### Given request
Set down, in full, every record in the block.

### Records provided
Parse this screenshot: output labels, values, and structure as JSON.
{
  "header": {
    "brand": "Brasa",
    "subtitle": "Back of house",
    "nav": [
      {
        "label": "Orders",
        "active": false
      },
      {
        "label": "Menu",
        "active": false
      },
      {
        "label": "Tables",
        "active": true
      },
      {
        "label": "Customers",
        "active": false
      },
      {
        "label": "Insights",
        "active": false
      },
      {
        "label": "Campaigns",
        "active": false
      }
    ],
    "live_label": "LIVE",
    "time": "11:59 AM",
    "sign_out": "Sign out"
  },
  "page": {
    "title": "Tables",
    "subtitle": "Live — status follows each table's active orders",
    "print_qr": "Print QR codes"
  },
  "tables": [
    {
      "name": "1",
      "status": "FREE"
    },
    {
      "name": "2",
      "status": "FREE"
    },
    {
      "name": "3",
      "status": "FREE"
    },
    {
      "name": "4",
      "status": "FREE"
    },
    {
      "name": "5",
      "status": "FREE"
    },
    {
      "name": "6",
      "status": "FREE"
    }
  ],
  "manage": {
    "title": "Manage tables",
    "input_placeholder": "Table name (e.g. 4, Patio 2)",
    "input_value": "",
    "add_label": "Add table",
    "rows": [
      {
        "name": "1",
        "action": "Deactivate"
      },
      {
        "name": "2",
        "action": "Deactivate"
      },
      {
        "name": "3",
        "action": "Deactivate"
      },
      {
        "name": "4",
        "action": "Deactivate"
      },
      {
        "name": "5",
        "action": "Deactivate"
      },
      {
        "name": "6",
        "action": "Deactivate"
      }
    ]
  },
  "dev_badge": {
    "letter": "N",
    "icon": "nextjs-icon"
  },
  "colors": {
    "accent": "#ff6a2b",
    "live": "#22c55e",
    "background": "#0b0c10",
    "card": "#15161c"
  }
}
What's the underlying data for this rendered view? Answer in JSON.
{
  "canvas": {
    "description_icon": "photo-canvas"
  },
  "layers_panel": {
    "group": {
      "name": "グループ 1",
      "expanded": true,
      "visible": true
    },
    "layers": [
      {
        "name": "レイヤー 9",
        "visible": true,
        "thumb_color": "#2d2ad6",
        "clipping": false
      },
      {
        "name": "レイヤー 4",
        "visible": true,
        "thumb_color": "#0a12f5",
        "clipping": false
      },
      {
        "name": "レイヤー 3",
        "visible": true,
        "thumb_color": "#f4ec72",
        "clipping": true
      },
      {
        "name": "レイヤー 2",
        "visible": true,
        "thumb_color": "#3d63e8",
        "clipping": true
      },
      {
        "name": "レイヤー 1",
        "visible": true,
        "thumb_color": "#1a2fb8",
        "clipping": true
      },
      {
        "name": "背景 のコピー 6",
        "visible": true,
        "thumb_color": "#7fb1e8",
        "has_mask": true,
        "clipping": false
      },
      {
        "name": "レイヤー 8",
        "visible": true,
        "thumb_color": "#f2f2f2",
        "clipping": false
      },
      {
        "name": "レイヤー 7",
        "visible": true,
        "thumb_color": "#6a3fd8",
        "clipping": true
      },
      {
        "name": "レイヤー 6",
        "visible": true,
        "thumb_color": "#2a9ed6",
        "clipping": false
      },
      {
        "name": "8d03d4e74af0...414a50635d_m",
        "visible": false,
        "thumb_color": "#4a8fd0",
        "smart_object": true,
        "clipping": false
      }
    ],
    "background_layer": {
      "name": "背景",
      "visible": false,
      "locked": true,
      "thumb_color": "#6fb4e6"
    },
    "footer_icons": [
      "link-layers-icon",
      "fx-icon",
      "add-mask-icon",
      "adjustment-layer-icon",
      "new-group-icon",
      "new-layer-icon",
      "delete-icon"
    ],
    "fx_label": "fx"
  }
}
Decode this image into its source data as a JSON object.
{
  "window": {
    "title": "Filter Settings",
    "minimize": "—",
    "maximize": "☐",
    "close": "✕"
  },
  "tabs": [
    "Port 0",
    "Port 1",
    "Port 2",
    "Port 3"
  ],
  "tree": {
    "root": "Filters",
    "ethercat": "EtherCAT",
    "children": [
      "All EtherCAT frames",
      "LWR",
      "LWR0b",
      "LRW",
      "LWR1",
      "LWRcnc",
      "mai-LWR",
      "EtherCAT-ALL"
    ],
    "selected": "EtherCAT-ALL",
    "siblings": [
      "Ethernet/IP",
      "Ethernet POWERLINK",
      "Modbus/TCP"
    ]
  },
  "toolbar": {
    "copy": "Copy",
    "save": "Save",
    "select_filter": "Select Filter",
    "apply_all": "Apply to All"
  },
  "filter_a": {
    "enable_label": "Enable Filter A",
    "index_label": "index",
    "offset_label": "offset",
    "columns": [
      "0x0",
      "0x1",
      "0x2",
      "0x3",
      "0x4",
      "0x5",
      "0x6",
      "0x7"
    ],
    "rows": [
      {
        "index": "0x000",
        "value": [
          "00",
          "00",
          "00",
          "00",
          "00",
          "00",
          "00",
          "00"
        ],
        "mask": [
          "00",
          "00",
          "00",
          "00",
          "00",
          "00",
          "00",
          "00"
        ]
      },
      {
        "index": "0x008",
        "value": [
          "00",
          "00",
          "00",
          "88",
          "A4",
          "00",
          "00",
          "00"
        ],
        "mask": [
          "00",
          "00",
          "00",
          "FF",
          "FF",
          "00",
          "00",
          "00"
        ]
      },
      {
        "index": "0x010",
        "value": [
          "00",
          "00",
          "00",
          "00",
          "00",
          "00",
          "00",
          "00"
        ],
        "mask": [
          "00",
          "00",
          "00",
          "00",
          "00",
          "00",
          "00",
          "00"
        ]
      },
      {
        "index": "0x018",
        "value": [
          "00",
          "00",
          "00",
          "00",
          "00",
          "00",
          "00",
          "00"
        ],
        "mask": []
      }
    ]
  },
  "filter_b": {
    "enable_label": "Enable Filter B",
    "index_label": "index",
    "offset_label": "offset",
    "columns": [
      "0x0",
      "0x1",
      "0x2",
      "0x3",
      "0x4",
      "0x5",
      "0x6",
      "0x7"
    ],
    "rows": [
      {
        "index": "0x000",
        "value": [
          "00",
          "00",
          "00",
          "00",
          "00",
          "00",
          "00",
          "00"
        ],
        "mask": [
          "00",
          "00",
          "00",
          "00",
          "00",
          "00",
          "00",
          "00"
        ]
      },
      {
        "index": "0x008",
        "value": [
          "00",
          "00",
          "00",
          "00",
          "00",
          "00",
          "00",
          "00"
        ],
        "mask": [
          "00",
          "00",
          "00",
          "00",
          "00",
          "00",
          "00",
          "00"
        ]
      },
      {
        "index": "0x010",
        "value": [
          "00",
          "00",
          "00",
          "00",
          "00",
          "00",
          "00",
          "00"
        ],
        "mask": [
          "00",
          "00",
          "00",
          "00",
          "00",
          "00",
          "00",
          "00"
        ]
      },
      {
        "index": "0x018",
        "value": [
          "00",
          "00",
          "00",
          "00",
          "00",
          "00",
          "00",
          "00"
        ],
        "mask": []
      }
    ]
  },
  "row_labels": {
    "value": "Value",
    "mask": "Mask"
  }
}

### Output of the exercise
Parse this screenshot: output labels, values, and structure as JSON.
{
  "header": {
    "brand": "Brasa",
    "subtitle": "Back of house",
    "nav": [
      {
        "label": "Orders",
        "active": false
      },
      {
        "label": "Menu",
        "active": false
      },
      {
        "label": "Tables",
        "active": true
      },
      {
        "label": "Customers",
        "active": false
      },
      {
        "label": "Insights",
        "active": false
      },
      {
        "label": "Campaigns",
        "active": false
      }
    ],
    "live_label": "LIVE",
    "time": "11:59 AM",
    "sign_out": "Sign out"
  },
  "page": {
    "title": "Tables",
    "subtitle": "Live — status follows each table's active orders",
    "print_qr": "Print QR codes"
  },
  "tables": [
    {
      "name": "1",
      "status": "FREE"
    },
    {
      "name": "2",
      "status": "FREE"
    },
    {
      "name": "3",
      "status": "FREE"
    },
    {
      "name": "4",
      "status": "FREE"
    },
    {
      "name": "5",
      "status": "FREE"
    },
    {
      "name": "6",
      "status": "FREE"
    }
  ],
  "manage": {
    "title": "Manage tables",
    "input_placeholder": "Table name (e.g. 4, Patio 2)",
    "input_value": "",
    "add_label": "Add table",
    "rows": [
      {
        "name": "1",
        "action": "Deactivate"
      },
      {
        "name": "2",
        "action": "Deactivate"
      },
      {
        "name": "3",
        "action": "Deactivate"
      },
      {
        "name": "4",
        "action": "Deactivate"
      },
      {
        "name": "5",
        "action": "Deactivate"
      },
      {
        "name": "6",
        "action": "Deactivate"
      }
    ]
  },
  "dev_badge": {
    "letter": "N",
    "icon": "nextjs-icon"
  },
  "colors": {
    "accent": "#ff6a2b",
    "live": "#22c55e",
    "background": "#0b0c10",
    "card": "#15161c"
  }
}
What's the underlying data for this rendered view? Answer in JSON.
{
  "canvas": {
    "description_icon": "photo-canvas"
  },
  "layers_panel": {
    "group": {
      "name": "グループ 1",
      "expanded": true,
      "visible": true
    },
    "layers": [
      {
        "name": "レイヤー 9",
        "visible": true,
        "thumb_color": "#2d2ad6",
        "clipping": false
      },
      {
        "name": "レイヤー 4",
        "visible": true,
        "thumb_color": "#0a12f5",
        "clipping": false
      },
      {
        "name": "レイヤー 3",
        "visible": true,
        "thumb_color": "#f4ec72",
        "clipping": true
      },
      {
        "name": "レイヤー 2",
        "visible": true,
        "thumb_color": "#3d63e8",
        "clipping": true
      },
      {
        "name": "レイヤー 1",
        "visible": true,
        "thumb_color": "#1a2fb8",
        "clipping": true
      },
      {
        "name": "背景 のコピー 6",
        "visible": true,
        "thumb_color": "#7fb1e8",
        "has_mask": true,
        "clipping": false
      },
      {
        "name": "レイヤー 8",
        "visible": true,
        "thumb_color": "#f2f2f2",
        "clipping": false
      },
      {
        "name": "レイヤー 7",
        "visible": true,
        "thumb_color": "#6a3fd8",
        "clipping": true
      },
      {
        "name": "レイヤー 6",
        "visible": true,
        "thumb_color": "#2a9ed6",
        "clipping": false
      },
      {
        "name": "8d03d4e74af0...414a50635d_m",
        "visible": false,
        "thumb_color": "#4a8fd0",
        "smart_object": true,
        "clipping": false
      }
    ],
    "background_layer": {
      "name": "背景",
      "visible": false,
      "locked": true,
      "thumb_color": "#6fb4e6"
    },
    "footer_icons": [
      "link-layers-icon",
      "fx-icon",
      "add-mask-icon",
      "adjustment-layer-icon",
      "new-group-icon",
      "new-layer-icon",
      "delete-icon"
    ],
    "fx_label": "fx"
  }
}
Decode this image into its source data as a JSON object.
{
  "window": {
    "title": "Filter Settings",
    "minimize": "—",
    "maximize": "☐",
    "close": "✕"
  },
  "tabs": [
    "Port 0",
    "Port 1",
    "Port 2",
    "Port 3"
  ],
  "tree": {
    "root": "Filters",
    "ethercat": "EtherCAT",
    "children": [
      "All EtherCAT frames",
      "LWR",
      "LWR0b",
      "LRW",
      "LWR1",
      "LWRcnc",
      "mai-LWR",
      "EtherCAT-ALL"
    ],
    "selected": "EtherCAT-ALL",
    "siblings": [
      "Ethernet/IP",
      "Ethernet POWERLINK",
      "Modbus/TCP"
    ]
  },
  "toolbar": {
    "copy": "Copy",
    "save": "Save",
    "select_filter": "Select Filter",
    "apply_all": "Apply to All"
  },
  "filter_a": {
    "enable_label": "Enable Filter A",
    "index_label": "index",
    "offset_label": "offset",
    "columns": [
      "0x0",
      "0x1",
      "0x2",
      "0x3",
      "0x4",
      "0x5",
      "0x6",
      "0x7"
    ],
    "rows": [
      {
        "index": "0x000",
        "value": [
          "00",
          "00",
          "00",
          "00",
          "00",
          "00",
          "00",
          "00"
        ],
        "mask": [
          "00",
          "00",
          "00",
          "00",
          "00",
          "00",
          "00",
          "00"
        ]
      },
      {
        "index": "0x008",
        "value": [
          "00",
          "00",
          "00",
          "88",
          "A4",
          "00",
          "00",
          "00"
        ],
        "mask": [
          "00",
          "00",
          "00",
          "FF",
          "FF",
          "00",
          "00",
          "00"
        ]
      },
      {
        "index": "0x010",
        "value": [
          "00",
          "00",
          "00",
          "00",
          "00",
          "00",
          "00",
          "00"
        ],
        "mask": [
          "00",
          "00",
          "00",
          "00",
          "00",
          "00",
          "00",
          "00"
        ]
      },
      {
        "index": "0x018",
        "value": [
          "00",
          "00",
          "00",
          "00",
          "00",
          "00",
          "00",
          "00"
        ],
        "mask": []
      }
    ]
  },
  "filter_b": {
    "enable_label": "Enable Filter B",
    "index_label": "index",
    "offset_label": "offset",
    "columns": [
      "0x0",
      "0x1",
      "0x2",
      "0x3",
      "0x4",
      "0x5",
      "0x6",
      "0x7"
    ],
    "rows": [
      {
        "index": "0x000",
        "value": [
          "00",
          "00",
          "00",
          "00",
          "00",
          "00",
          "00",
          "00"
        ],
        "mask": [
          "00",
          "00",
          "00",
          "00",
          "00",
          "00",
          "00",
          "00"
        ]
      },
      {
        "index": "0x008",
        "value": [
          "00",
          "00",
          "00",
          "00",
          "00",
          "00",
          "00",
          "00"
        ],
        "mask": [
          "00",
          "00",
          "00",
          "00",
          "00",
          "00",
          "00",
          "00"
        ]
      },
      {
        "index": "0x010",
        "value": [
          "00",
          "00",
          "00",
          "00",
          "00",
          "00",
          "00",
          "00"
        ],
        "mask": [
          "00",
          "00",
          "00",
          "00",
          "00",
          "00",
          "00",
          "00"
        ]
      },
      {
        "index": "0x018",
        "value": [
          "00",
          "00",
          "00",
          "00",
          "00",
          "00",
          "00",
          "00"
        ],
        "mask": []
      }
    ]
  },
  "row_labels": {
    "value": "Value",
    "mask": "Mask"
  }
}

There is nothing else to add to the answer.